■ **EXERCISE REQUIREMENTS**: Output each line exactly as it appears, skipping any embedded picture.
## start PROVIDED DATA
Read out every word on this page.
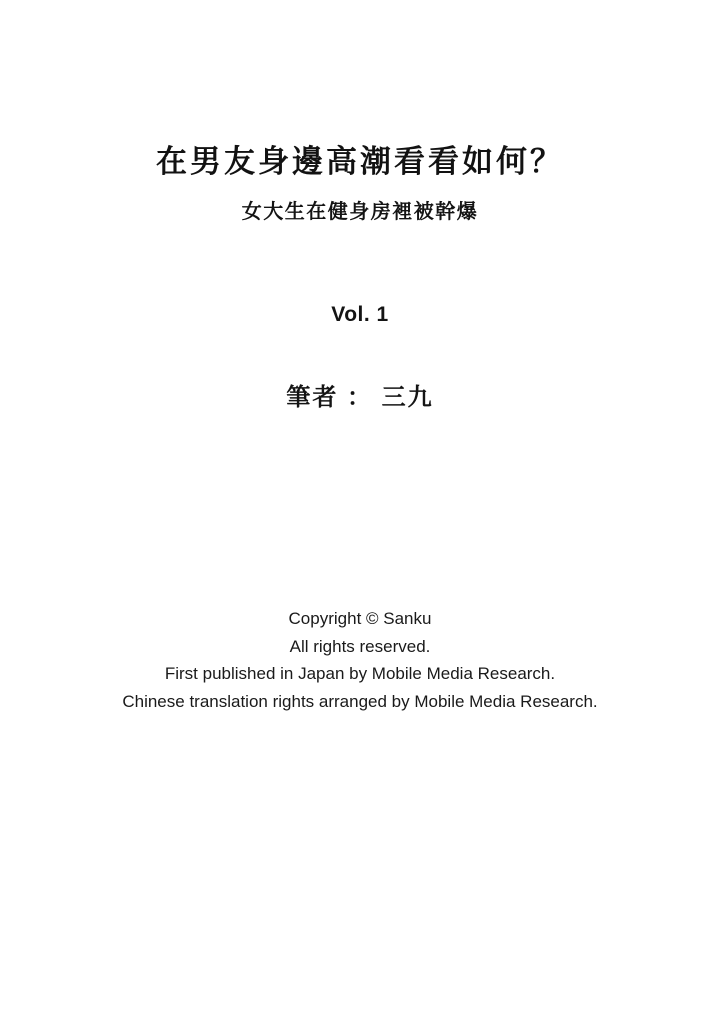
在男友身邊高潮看看如何？
女大生在健身房裡被幹爆
Vol. 1
筆者 ： 三九
Copyright © Sanku
All rights reserved.
First published in Japan by Mobile Media Research.
Chinese translation rights arranged by Mobile Media Research.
## end PROVIDED DATA
■ **EXPECTED OUTPUT**:
Read out every word on this page.
在男友身邊高潮看看如何？
女大生在健身房裡被幹爆
Vol. 1
筆者 ： 三九
Copyright © Sanku
All rights reserved.
First published in Japan by Mobile Media Research.
Chinese translation rights arranged by Mobile Media Research.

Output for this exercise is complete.